(Extracted entries):

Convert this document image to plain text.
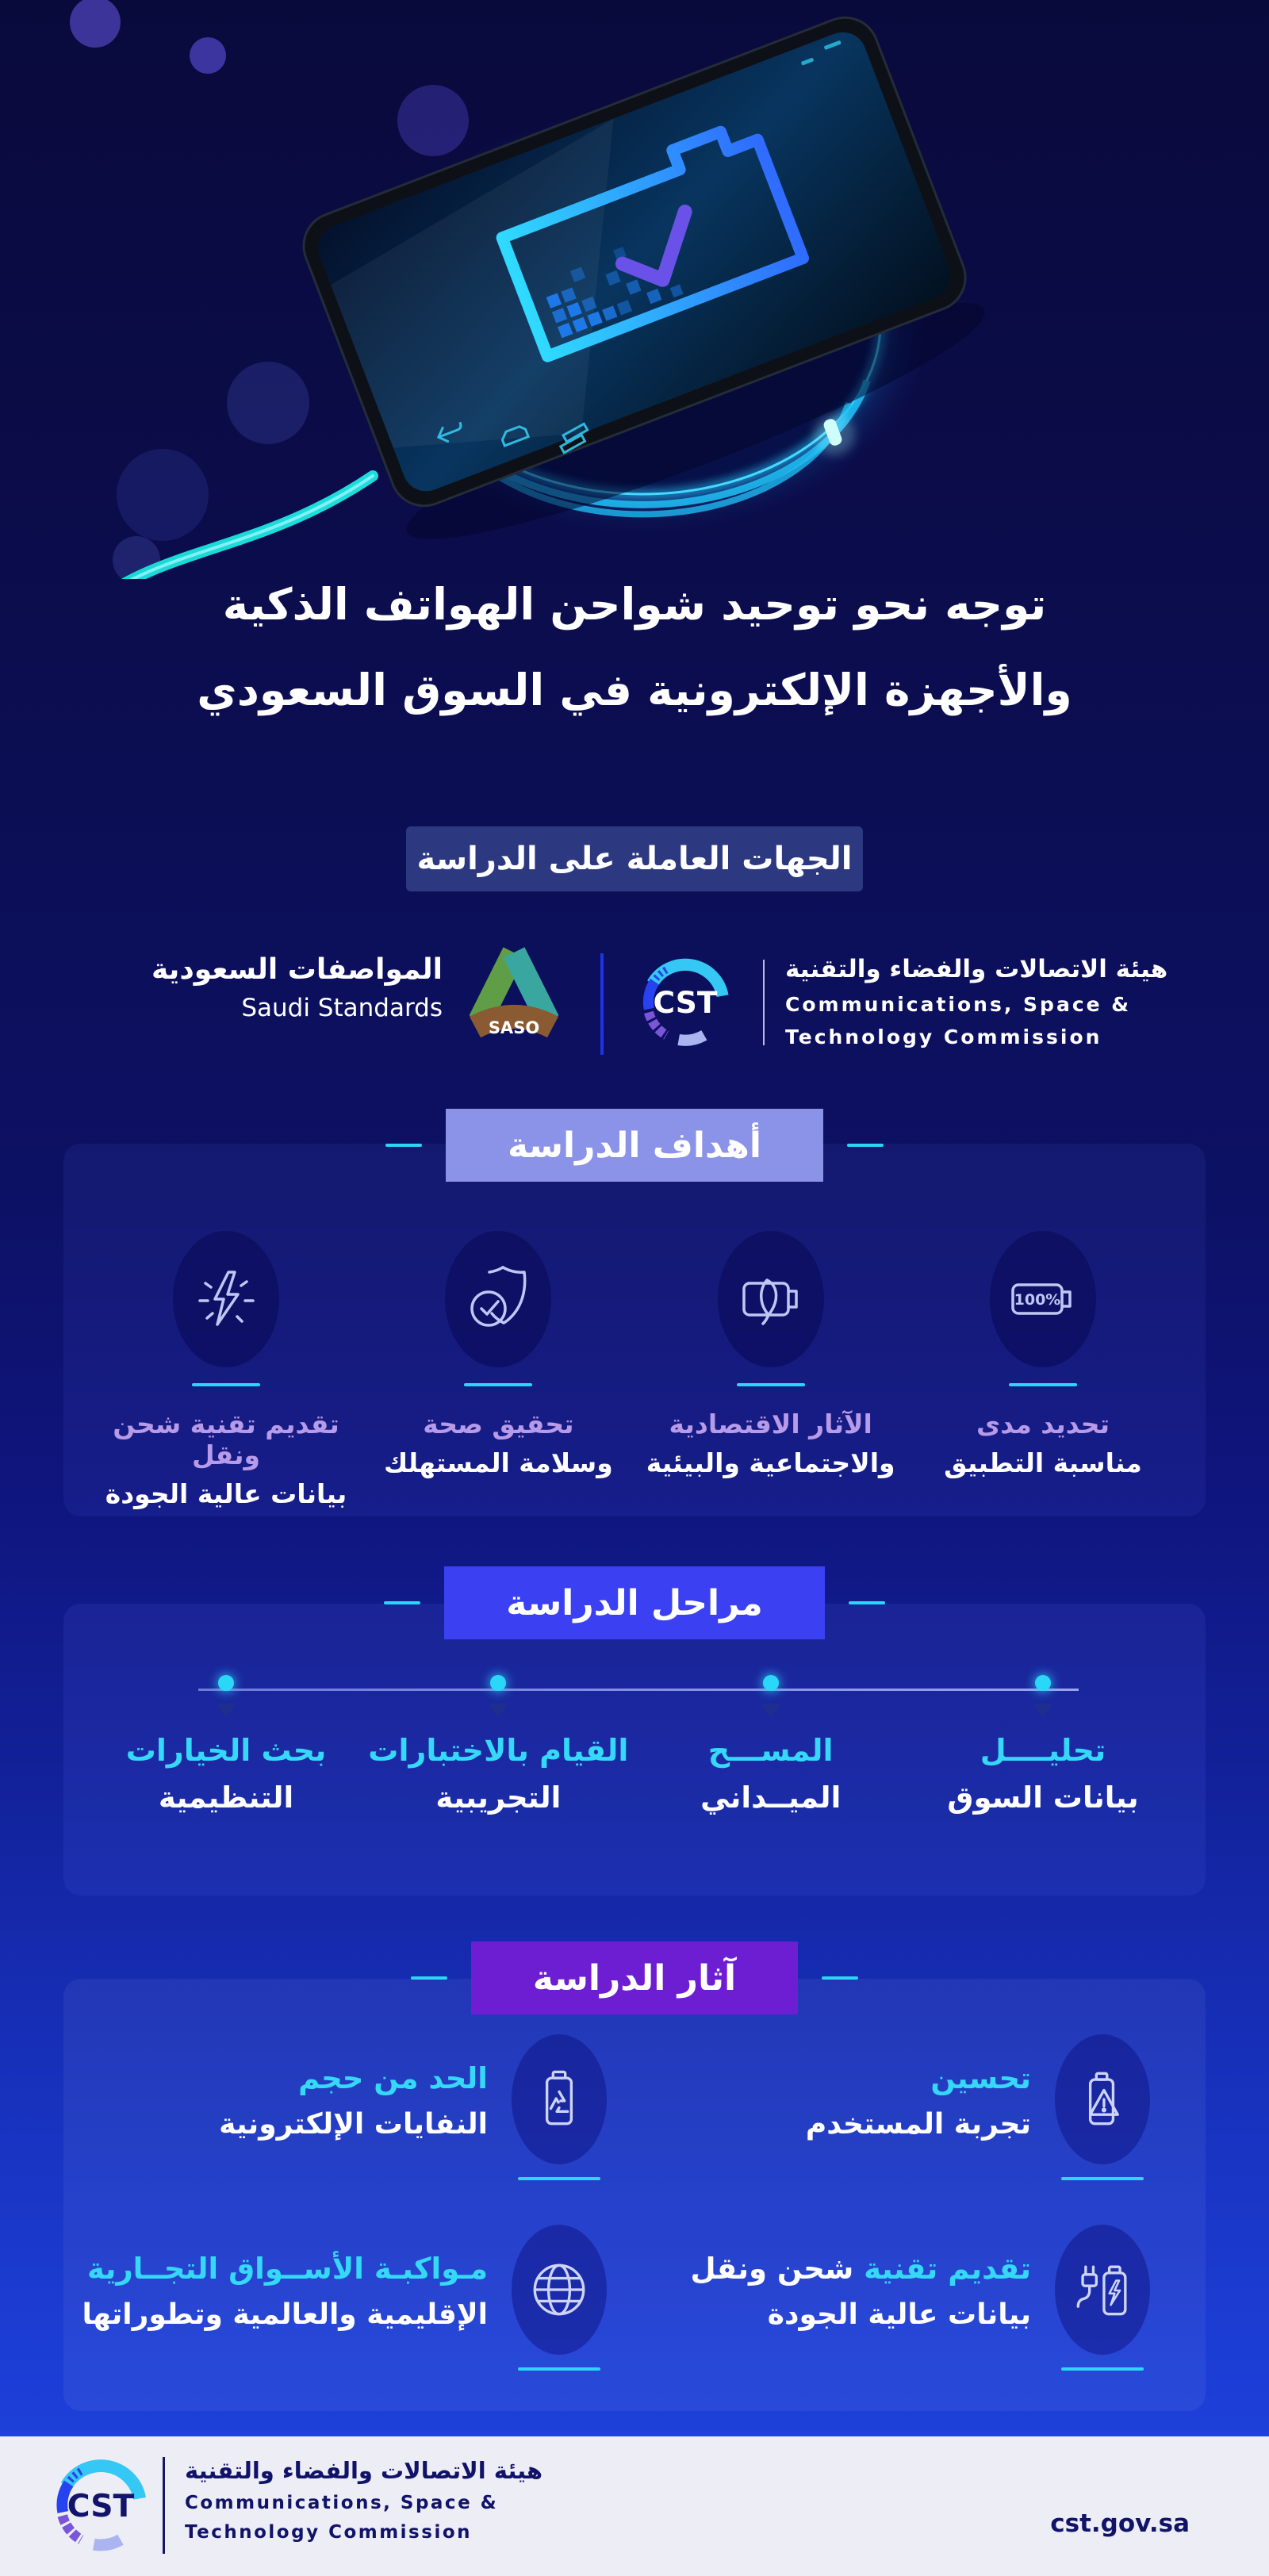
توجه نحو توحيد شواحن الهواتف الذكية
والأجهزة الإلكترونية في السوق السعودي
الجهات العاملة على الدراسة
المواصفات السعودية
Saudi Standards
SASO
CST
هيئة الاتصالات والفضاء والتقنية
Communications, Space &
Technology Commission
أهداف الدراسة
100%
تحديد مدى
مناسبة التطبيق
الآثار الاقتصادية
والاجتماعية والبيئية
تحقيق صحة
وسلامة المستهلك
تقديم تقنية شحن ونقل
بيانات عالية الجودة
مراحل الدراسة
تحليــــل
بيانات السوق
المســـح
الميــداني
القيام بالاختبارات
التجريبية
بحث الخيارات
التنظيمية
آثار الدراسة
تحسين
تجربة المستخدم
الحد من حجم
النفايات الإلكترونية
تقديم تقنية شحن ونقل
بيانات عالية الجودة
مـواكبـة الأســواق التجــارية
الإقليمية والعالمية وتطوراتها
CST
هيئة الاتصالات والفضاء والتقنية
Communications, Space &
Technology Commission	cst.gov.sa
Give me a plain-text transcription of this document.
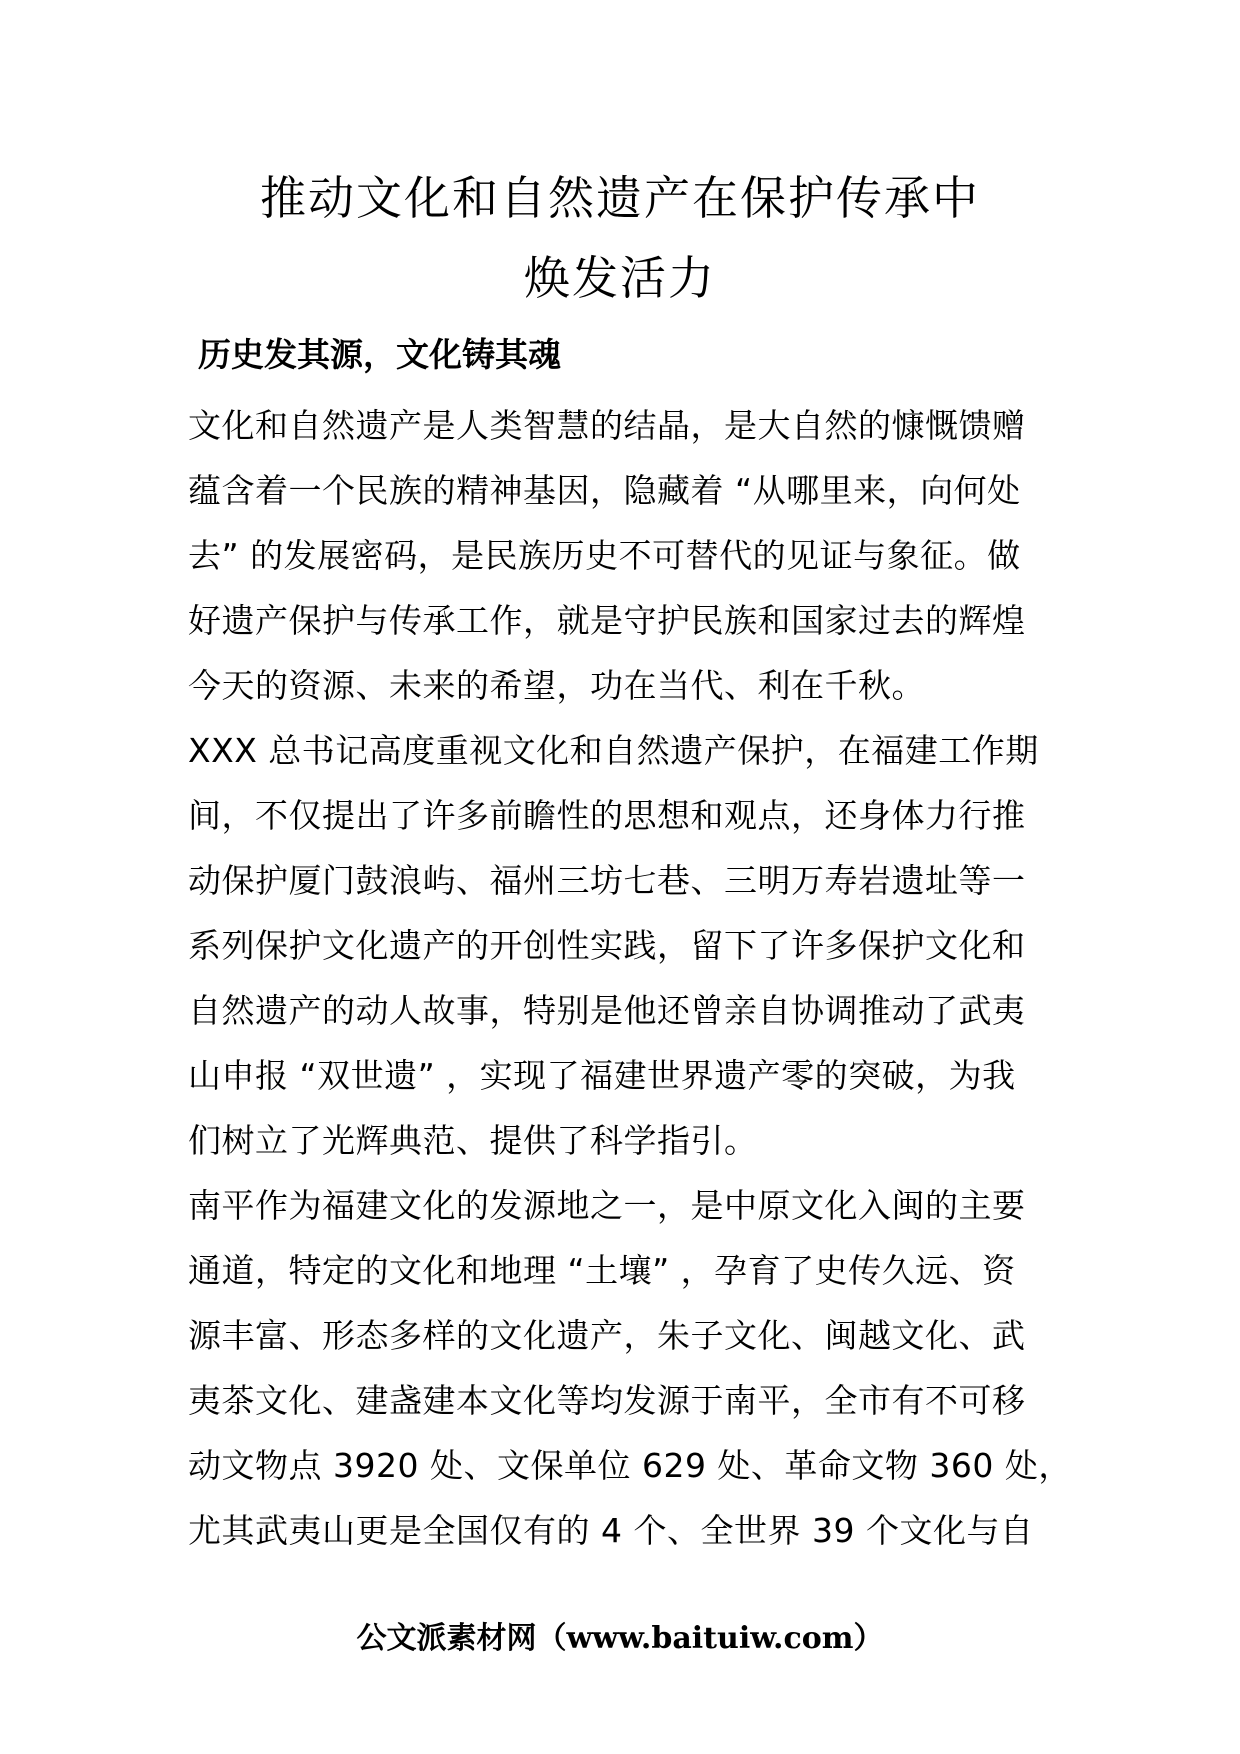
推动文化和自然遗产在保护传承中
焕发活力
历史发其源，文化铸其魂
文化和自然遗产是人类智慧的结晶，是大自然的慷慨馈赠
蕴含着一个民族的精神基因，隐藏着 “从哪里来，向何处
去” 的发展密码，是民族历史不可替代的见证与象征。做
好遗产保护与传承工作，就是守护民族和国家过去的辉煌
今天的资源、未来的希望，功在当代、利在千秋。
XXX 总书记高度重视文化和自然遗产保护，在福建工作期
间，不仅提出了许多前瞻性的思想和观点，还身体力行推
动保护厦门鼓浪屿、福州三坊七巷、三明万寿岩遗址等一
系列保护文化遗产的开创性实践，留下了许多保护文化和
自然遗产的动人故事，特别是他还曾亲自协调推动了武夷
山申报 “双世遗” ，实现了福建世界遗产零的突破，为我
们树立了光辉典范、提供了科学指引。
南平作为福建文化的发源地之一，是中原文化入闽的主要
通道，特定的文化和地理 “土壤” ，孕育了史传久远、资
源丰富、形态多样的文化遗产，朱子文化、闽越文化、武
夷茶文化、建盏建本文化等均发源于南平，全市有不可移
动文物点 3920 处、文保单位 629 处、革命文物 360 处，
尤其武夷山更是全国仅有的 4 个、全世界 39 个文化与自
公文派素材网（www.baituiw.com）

(Task description):
Generate a word-for-word copy of the preceding records, excluding all pictures.

(Final result):
Convert this document image to plain text.
توجه نحو توحيد شواحن الهواتف الذكية
والأجهزة الإلكترونية في السوق السعودي
الجهات العاملة على الدراسة
المواصفات السعودية
Saudi Standards
SASO
CST
هيئة الاتصالات والفضاء والتقنية
Communications, Space &
Technology Commission
أهداف الدراسة
100%
تحديد مدى
مناسبة التطبيق
الآثار الاقتصادية
والاجتماعية والبيئية
تحقيق صحة
وسلامة المستهلك
تقديم تقنية شحن ونقل
بيانات عالية الجودة
مراحل الدراسة
تحليــــل
بيانات السوق
المســـح
الميــداني
القيام بالاختبارات
التجريبية
بحث الخيارات
التنظيمية
آثار الدراسة
تحسين
تجربة المستخدم
الحد من حجم
النفايات الإلكترونية
تقديم تقنية شحن ونقل
بيانات عالية الجودة
مـواكبـة الأســواق التجــارية
الإقليمية والعالمية وتطوراتها
CST
هيئة الاتصالات والفضاء والتقنية
Communications, Space &
Technology Commission	cst.gov.sa
Give me a plain-text transcription of this document.
推动文化和自然遗产在保护传承中
焕发活力
历史发其源，文化铸其魂
文化和自然遗产是人类智慧的结晶，是大自然的慷慨馈赠
蕴含着一个民族的精神基因，隐藏着 “从哪里来，向何处
去” 的发展密码，是民族历史不可替代的见证与象征。做
好遗产保护与传承工作，就是守护民族和国家过去的辉煌
今天的资源、未来的希望，功在当代、利在千秋。
XXX 总书记高度重视文化和自然遗产保护，在福建工作期
间，不仅提出了许多前瞻性的思想和观点，还身体力行推
动保护厦门鼓浪屿、福州三坊七巷、三明万寿岩遗址等一
系列保护文化遗产的开创性实践，留下了许多保护文化和
自然遗产的动人故事，特别是他还曾亲自协调推动了武夷
山申报 “双世遗” ，实现了福建世界遗产零的突破，为我
们树立了光辉典范、提供了科学指引。
南平作为福建文化的发源地之一，是中原文化入闽的主要
通道，特定的文化和地理 “土壤” ，孕育了史传久远、资
源丰富、形态多样的文化遗产，朱子文化、闽越文化、武
夷茶文化、建盏建本文化等均发源于南平，全市有不可移
动文物点 3920 处、文保单位 629 处、革命文物 360 处，
尤其武夷山更是全国仅有的 4 个、全世界 39 个文化与自
公文派素材网（www.baituiw.com）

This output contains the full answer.